### Recorded data

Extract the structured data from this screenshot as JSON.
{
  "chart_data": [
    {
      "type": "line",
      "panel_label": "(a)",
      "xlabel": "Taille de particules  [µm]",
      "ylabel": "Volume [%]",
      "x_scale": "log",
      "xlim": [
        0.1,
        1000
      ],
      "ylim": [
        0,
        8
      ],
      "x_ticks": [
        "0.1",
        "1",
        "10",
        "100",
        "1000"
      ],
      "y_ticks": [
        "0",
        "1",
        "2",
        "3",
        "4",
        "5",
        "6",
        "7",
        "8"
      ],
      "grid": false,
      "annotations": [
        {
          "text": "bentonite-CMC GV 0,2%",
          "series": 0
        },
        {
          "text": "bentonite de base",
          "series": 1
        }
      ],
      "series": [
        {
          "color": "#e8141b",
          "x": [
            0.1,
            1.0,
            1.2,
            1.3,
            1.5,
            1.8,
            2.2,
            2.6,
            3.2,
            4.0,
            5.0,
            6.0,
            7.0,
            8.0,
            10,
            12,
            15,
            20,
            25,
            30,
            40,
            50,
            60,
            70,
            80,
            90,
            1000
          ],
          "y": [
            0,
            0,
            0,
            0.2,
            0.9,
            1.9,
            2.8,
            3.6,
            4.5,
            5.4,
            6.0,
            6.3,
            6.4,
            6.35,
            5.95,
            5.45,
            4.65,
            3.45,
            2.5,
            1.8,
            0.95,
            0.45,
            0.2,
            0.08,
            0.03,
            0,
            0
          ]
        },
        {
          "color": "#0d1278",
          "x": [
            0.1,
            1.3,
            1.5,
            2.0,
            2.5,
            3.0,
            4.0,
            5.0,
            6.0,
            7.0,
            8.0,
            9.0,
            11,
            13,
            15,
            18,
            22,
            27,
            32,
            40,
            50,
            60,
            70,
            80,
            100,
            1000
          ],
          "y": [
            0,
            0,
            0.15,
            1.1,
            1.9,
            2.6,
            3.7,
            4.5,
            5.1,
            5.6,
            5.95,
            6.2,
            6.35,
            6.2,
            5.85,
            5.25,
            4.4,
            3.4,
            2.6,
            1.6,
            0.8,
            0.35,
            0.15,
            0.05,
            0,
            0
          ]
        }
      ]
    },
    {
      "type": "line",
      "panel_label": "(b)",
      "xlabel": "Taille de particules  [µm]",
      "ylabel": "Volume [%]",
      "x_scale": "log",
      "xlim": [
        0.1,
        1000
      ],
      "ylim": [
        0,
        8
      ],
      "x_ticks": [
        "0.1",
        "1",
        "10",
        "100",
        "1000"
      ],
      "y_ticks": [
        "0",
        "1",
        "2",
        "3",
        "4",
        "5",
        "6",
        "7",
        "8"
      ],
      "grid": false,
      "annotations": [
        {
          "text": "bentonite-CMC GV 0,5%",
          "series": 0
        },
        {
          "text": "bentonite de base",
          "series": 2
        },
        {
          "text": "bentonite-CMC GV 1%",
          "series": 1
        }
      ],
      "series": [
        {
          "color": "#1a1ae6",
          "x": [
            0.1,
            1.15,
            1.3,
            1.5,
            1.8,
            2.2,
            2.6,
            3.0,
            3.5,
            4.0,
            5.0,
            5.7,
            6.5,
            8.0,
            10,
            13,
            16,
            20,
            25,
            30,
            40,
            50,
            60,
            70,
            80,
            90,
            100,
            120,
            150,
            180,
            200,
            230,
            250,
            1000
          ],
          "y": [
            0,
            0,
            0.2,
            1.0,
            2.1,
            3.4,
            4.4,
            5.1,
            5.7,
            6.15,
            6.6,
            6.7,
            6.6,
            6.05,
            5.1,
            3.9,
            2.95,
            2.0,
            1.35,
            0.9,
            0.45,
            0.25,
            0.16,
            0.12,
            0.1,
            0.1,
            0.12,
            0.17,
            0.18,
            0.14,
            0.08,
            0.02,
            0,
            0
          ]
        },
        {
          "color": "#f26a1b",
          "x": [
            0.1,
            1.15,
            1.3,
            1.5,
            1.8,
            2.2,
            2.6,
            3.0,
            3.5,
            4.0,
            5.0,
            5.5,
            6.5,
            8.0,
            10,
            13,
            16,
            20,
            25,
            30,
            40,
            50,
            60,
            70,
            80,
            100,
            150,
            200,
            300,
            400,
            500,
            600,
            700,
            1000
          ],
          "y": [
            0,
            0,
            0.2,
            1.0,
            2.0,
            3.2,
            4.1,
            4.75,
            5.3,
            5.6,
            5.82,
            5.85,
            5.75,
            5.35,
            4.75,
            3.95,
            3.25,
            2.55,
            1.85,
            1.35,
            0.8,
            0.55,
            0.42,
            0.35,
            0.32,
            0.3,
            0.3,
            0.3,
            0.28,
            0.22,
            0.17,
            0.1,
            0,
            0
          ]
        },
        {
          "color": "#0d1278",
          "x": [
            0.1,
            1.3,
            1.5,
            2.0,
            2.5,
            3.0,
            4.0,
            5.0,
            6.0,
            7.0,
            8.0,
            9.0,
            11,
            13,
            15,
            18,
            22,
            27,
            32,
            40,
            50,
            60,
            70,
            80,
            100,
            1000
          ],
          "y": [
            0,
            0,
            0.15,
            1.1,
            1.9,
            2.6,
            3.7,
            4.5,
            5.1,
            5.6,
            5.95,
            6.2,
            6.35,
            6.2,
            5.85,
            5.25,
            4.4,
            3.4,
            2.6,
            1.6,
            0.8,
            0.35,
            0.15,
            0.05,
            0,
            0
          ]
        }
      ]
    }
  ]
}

######

→ **Aim**:
Look through the data and gather every line with the string "text" in it.

→ **Task output**:
          "text": "bentonite-CMC GV 0,2%",
          "text": "bentonite de base",
          "text": "bentonite-CMC GV 0,5%",
          "text": "bentonite de base",
          "text": "bentonite-CMC GV 1%",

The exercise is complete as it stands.